• **REQUIREMENTS**: The answer should be a single number: how many lines of the entries below hold the word "JSON".

☆ ☆ ☆ ☆

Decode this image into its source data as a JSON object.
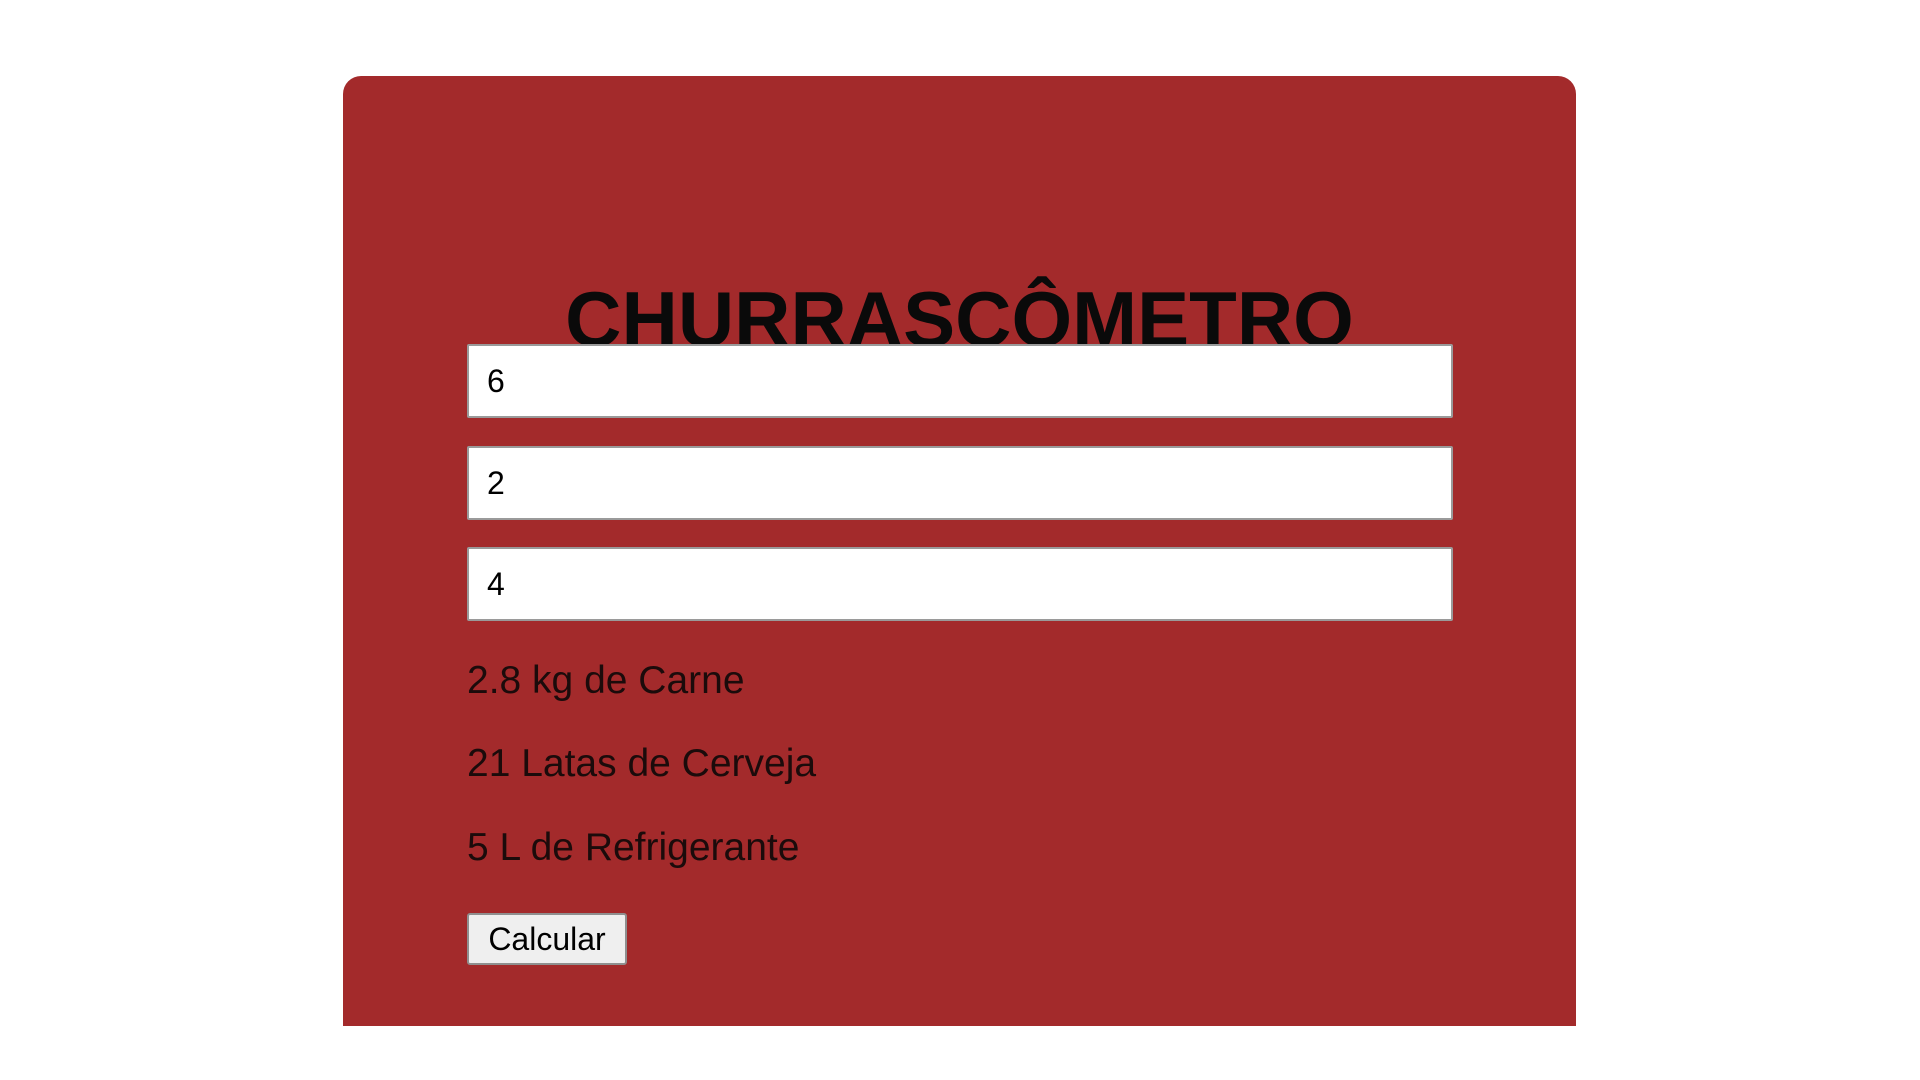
{
  "app": {
    "title": "CHURRASCÔMETRO"
  },
  "form": {
    "inputs": [
      {
        "value": "6"
      },
      {
        "value": "2"
      },
      {
        "value": "4"
      }
    ],
    "calculate_label": "Calcular"
  },
  "results": {
    "meat": "2.8 kg de Carne",
    "beer": "21 Latas de Cerveja",
    "soda": "5 L de Refrigerante"
  },
  "colors": {
    "card_background": "#a32a2b",
    "page_background": "#ffffff"
  }
}
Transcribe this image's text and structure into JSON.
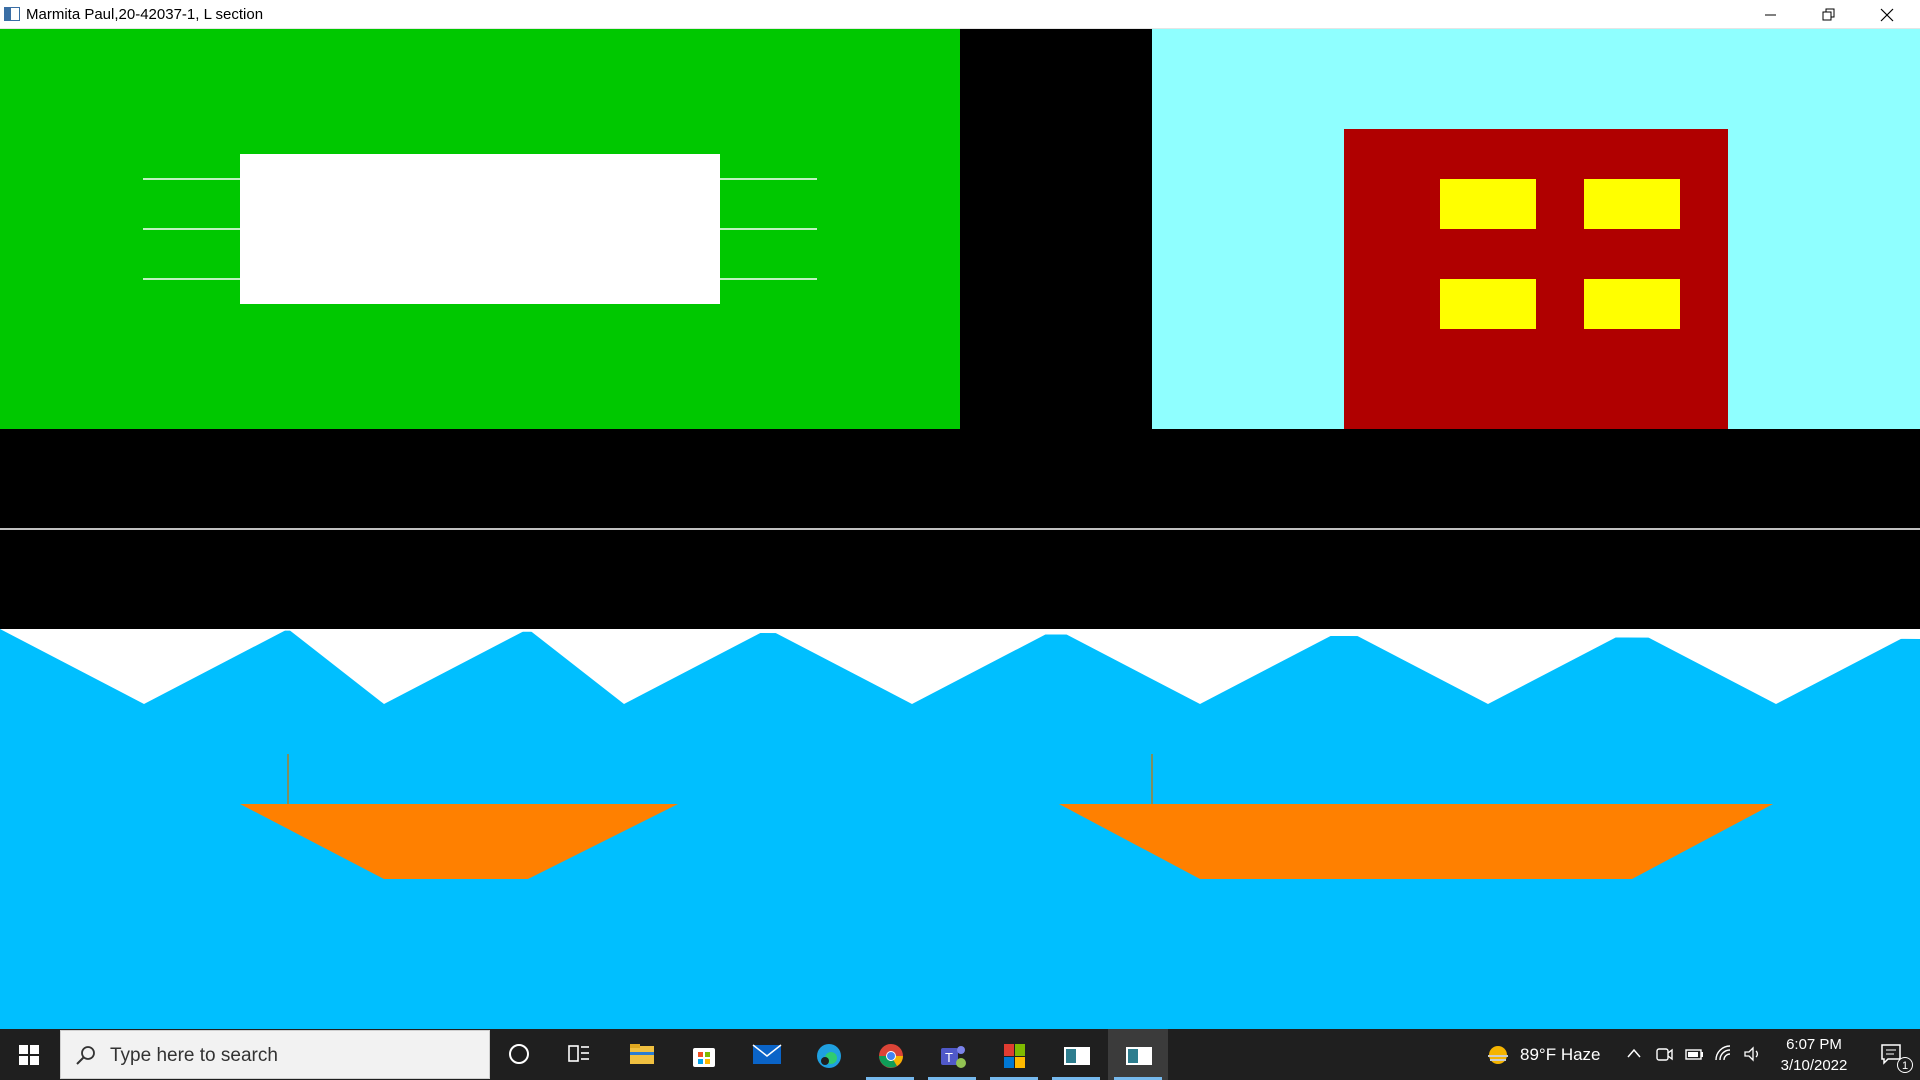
{
  "window": {
    "title": "Marmita Paul,20-42037-1, L section",
    "controls": {
      "minimize": "minimize",
      "maximize": "restore",
      "close": "close"
    }
  },
  "scene": {
    "colors": {
      "field": "#00c800",
      "road": "#000000",
      "sky": "#8fffff",
      "building": "#b00000",
      "window": "#ffff00",
      "water": "#00bfff",
      "wave_tips": "#ffffff",
      "boat": "#ff8000",
      "mast": "#7f8f5f",
      "road_line": "#ffffff",
      "sign": "#ffffff"
    },
    "building_windows": 4,
    "boats": 2
  },
  "taskbar": {
    "search_placeholder": "Type here to search",
    "icons": [
      "cortana-icon",
      "task-view-icon",
      "file-explorer-icon",
      "microsoft-store-icon",
      "mail-icon",
      "edge-icon",
      "chrome-icon",
      "teams-icon",
      "office-icon",
      "app-icon",
      "running-app-icon"
    ],
    "weather": {
      "temp": "89°F",
      "condition": "Haze"
    },
    "clock": {
      "time": "6:07 PM",
      "date": "3/10/2022"
    },
    "notifications_count": "1"
  }
}
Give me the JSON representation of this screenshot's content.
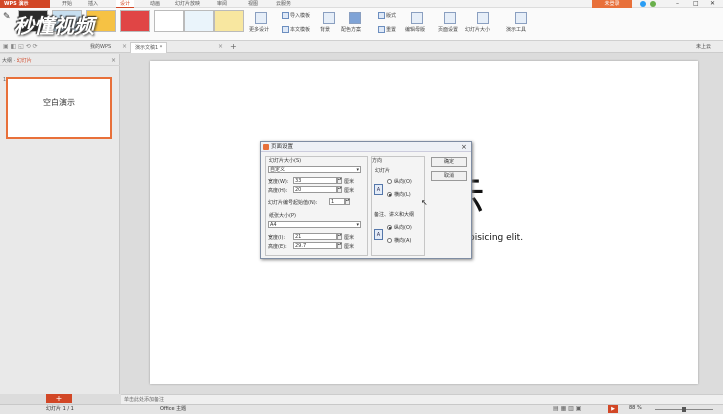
{
  "titlebar": {
    "app_menu": "WPS 演示",
    "tabs": [
      "开始",
      "插入",
      "设计",
      "动画",
      "幻灯片放映",
      "审阅",
      "视图",
      "云服务"
    ],
    "unregistered": "未登录"
  },
  "watermark": "秒懂视频",
  "ribbon": {
    "more_designs": "更多设计",
    "import_template": "导入模板",
    "this_template": "本文模板",
    "background": "背景",
    "color_scheme": "配色方案",
    "fonts": "版式",
    "reset": "重置",
    "edit_master": "编辑母版",
    "page_setup": "页面设置",
    "slide_size": "幻灯片大小",
    "presentation_tools": "演示工具"
  },
  "doc_tabs": {
    "wps": "我的WPS",
    "doc": "演示文稿1 *"
  },
  "cloud": "未上云",
  "left_pane": {
    "tab_outline": "大纲",
    "tab_slides": "幻灯片",
    "thumb_number": "1",
    "thumb_title": "空白演示"
  },
  "slide": {
    "title_visible": "示",
    "body_visible": "ur adipisicing elit."
  },
  "notes_placeholder": "单击此处添加备注",
  "status": {
    "slide_count": "幻灯片 1 / 1",
    "theme": "Office 主题",
    "zoom": "88 %"
  },
  "dialog": {
    "title": "页面设置",
    "slide_size_label": "幻灯片大小(S)",
    "slide_size_value": "自定义",
    "width_label": "宽度(W):",
    "width_value": "33",
    "height_label": "高度(H):",
    "height_value": "20",
    "unit": "厘米",
    "start_num_label": "幻灯片编号起始值(N):",
    "start_num_value": "1",
    "paper_label": "纸张大小(P)",
    "paper_value": "A4",
    "paper_width_label": "宽度(I):",
    "paper_width_value": "21",
    "paper_height_label": "高度(E):",
    "paper_height_value": "29.7",
    "orientation": "方向",
    "slides_orient": "幻灯片",
    "portrait_1": "纵向(O)",
    "landscape_1": "横向(L)",
    "notes_orient": "备注、讲义和大纲",
    "portrait_2": "纵向(O)",
    "landscape_2": "横向(A)",
    "ok": "确定",
    "cancel": "取消"
  }
}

☆ ☆ ☆ ☆

• **EXPECTED ANSWER**: 3